Data entries —

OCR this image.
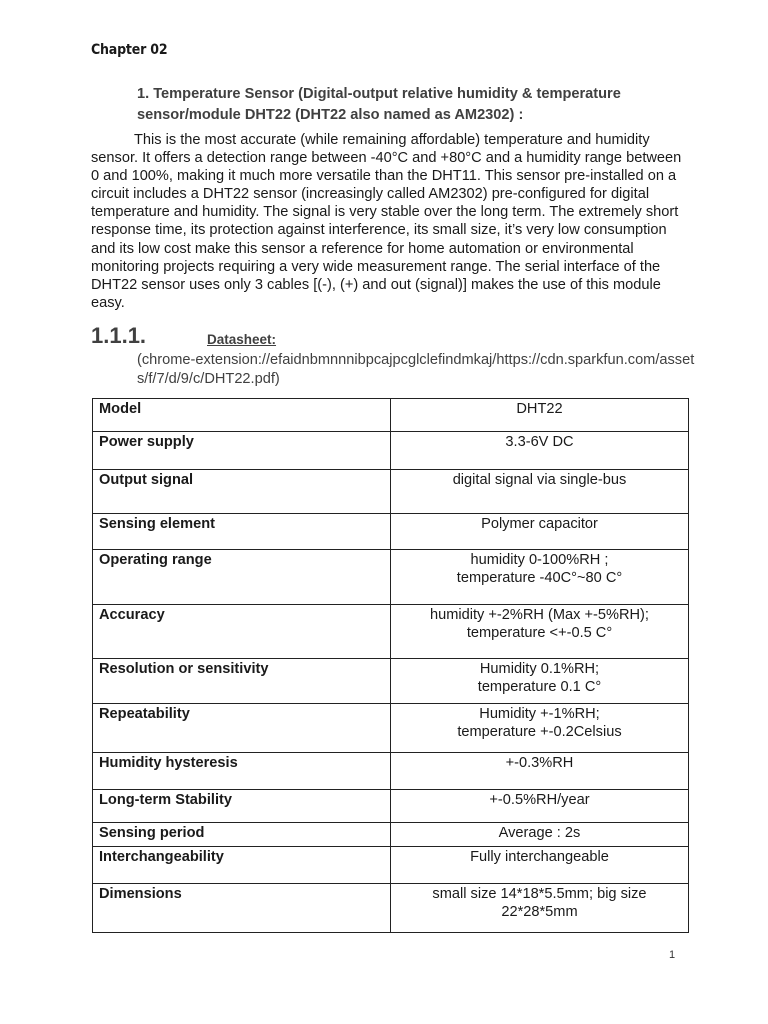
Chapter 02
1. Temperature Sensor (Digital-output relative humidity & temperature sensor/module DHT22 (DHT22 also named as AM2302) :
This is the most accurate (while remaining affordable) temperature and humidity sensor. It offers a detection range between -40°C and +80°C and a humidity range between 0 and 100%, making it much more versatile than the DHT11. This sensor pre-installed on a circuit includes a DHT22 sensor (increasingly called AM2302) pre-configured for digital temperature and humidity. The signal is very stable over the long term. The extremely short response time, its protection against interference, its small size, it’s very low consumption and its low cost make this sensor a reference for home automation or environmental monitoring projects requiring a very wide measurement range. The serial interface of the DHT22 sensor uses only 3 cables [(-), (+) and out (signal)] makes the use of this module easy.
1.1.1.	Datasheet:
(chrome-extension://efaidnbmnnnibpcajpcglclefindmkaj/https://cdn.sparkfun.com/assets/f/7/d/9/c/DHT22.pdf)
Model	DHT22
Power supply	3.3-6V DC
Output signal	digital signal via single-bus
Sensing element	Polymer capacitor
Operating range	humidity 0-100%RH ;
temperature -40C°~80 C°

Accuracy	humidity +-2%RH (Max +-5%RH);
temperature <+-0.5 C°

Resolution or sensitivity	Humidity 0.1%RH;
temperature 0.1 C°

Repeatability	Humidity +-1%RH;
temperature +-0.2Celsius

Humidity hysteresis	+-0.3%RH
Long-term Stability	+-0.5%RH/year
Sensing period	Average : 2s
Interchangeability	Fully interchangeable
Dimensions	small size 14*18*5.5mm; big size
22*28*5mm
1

What to work on — Show every line above in which the word "sensor" occurs.

Exercise answer —
1. Temperature Sensor (Digital-output relative humidity & temperature sensor/module DHT22 (DHT22 also named as AM2302) :
This is the most accurate (while remaining affordable) temperature and humidity sensor. It offers a detection range between -40°C and +80°C and a humidity range between 0 and 100%, making it much more versatile than the DHT11. This sensor pre-installed on a circuit includes a DHT22 sensor (increasingly called AM2302) pre-configured for digital temperature and humidity. The signal is very stable over the long term. The extremely short response time, its protection against interference, its small size, it’s very low consumption and its low cost make this sensor a reference for home automation or environmental monitoring projects requiring a very wide measurement range. The serial interface of the DHT22 sensor uses only 3 cables [(-), (+) and out (signal)] makes the use of this module easy.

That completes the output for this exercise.